### EXERCISE REQUIREMENTS
Search the listing for the string "ИТОГО" and copy every line that contains it.

--- Start ENTRIES SUPPLIED ---

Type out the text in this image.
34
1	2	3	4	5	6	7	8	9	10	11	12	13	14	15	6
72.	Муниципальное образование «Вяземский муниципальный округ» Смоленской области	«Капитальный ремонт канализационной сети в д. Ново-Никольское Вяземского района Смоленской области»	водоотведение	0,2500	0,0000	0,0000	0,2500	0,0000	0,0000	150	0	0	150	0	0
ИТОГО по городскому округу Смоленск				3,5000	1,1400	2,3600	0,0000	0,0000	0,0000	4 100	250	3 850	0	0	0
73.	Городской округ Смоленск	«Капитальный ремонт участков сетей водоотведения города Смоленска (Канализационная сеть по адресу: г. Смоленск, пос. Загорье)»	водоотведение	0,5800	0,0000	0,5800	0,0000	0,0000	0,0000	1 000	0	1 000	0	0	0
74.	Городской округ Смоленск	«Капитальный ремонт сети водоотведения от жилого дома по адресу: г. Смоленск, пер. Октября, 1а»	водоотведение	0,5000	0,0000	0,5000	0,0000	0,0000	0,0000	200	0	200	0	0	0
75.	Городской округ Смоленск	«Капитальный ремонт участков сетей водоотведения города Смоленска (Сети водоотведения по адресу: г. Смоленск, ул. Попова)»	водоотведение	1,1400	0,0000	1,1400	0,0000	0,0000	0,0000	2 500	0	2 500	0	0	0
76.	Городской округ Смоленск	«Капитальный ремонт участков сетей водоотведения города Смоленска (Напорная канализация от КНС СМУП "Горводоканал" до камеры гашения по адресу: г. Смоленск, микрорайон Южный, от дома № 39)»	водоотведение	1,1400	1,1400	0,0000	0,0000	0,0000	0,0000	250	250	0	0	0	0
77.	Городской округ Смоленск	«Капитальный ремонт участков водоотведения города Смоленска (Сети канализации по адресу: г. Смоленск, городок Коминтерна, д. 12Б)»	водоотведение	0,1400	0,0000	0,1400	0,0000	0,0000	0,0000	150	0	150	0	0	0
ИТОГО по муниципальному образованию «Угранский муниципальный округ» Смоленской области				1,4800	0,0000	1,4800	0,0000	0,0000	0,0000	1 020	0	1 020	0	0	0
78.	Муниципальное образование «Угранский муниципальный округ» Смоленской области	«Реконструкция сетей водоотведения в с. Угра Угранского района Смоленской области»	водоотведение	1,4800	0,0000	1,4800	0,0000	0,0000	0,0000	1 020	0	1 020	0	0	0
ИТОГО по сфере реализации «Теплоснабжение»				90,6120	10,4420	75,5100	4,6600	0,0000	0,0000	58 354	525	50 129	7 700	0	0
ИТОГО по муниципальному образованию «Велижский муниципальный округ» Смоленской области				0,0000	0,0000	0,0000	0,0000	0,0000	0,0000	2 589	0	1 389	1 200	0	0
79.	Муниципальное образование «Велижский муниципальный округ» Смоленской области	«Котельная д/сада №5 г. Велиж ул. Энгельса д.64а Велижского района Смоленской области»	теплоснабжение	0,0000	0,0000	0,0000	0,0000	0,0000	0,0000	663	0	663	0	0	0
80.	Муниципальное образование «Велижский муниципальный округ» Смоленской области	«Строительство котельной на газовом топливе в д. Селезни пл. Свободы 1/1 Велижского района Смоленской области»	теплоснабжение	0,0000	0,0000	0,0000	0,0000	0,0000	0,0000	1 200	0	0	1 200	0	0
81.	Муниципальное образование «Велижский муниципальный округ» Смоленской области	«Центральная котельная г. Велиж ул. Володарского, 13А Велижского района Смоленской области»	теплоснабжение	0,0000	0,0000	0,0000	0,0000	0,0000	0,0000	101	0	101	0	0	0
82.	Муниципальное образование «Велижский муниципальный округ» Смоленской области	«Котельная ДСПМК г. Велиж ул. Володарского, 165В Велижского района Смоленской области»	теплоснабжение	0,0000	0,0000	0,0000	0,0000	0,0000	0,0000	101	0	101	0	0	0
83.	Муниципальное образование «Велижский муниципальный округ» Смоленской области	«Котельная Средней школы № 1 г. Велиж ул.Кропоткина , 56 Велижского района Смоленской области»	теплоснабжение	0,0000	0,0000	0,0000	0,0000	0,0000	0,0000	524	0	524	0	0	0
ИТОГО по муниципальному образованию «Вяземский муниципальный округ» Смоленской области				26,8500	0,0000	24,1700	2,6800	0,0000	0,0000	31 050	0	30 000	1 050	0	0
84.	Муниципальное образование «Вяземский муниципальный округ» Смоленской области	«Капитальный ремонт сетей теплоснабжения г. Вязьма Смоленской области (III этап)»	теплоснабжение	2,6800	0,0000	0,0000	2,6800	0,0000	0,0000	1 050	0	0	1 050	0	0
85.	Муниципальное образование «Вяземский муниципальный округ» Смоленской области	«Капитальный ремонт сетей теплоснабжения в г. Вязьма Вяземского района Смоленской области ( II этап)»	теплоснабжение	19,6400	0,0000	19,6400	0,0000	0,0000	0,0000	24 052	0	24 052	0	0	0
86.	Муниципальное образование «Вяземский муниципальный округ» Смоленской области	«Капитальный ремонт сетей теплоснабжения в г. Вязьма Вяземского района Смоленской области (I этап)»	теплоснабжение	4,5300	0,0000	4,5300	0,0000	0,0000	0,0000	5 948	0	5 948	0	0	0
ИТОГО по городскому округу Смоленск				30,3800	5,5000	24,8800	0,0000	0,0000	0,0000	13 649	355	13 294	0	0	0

--- End ENTRIES SUPPLIED ---

### ANSWER TO THIS PROBLEM
ИТОГО по городскому округу Смоленск				3,5000	1,1400	2,3600	0,0000	0,0000	0,0000	4 100	250	3 850	0	0	0
ИТОГО по муниципальному образованию «Угранский муниципальный округ» Смоленской области				1,4800	0,0000	1,4800	0,0000	0,0000	0,0000	1 020	0	1 020	0	0	0
ИТОГО по сфере реализации «Теплоснабжение»				90,6120	10,4420	75,5100	4,6600	0,0000	0,0000	58 354	525	50 129	7 700	0	0
ИТОГО по муниципальному образованию «Велижский муниципальный округ» Смоленской области				0,0000	0,0000	0,0000	0,0000	0,0000	0,0000	2 589	0	1 389	1 200	0	0
ИТОГО по муниципальному образованию «Вяземский муниципальный округ» Смоленской области				26,8500	0,0000	24,1700	2,6800	0,0000	0,0000	31 050	0	30 000	1 050	0	0
ИТОГО по городскому округу Смоленск				30,3800	5,5000	24,8800	0,0000	0,0000	0,0000	13 649	355	13 294	0	0	0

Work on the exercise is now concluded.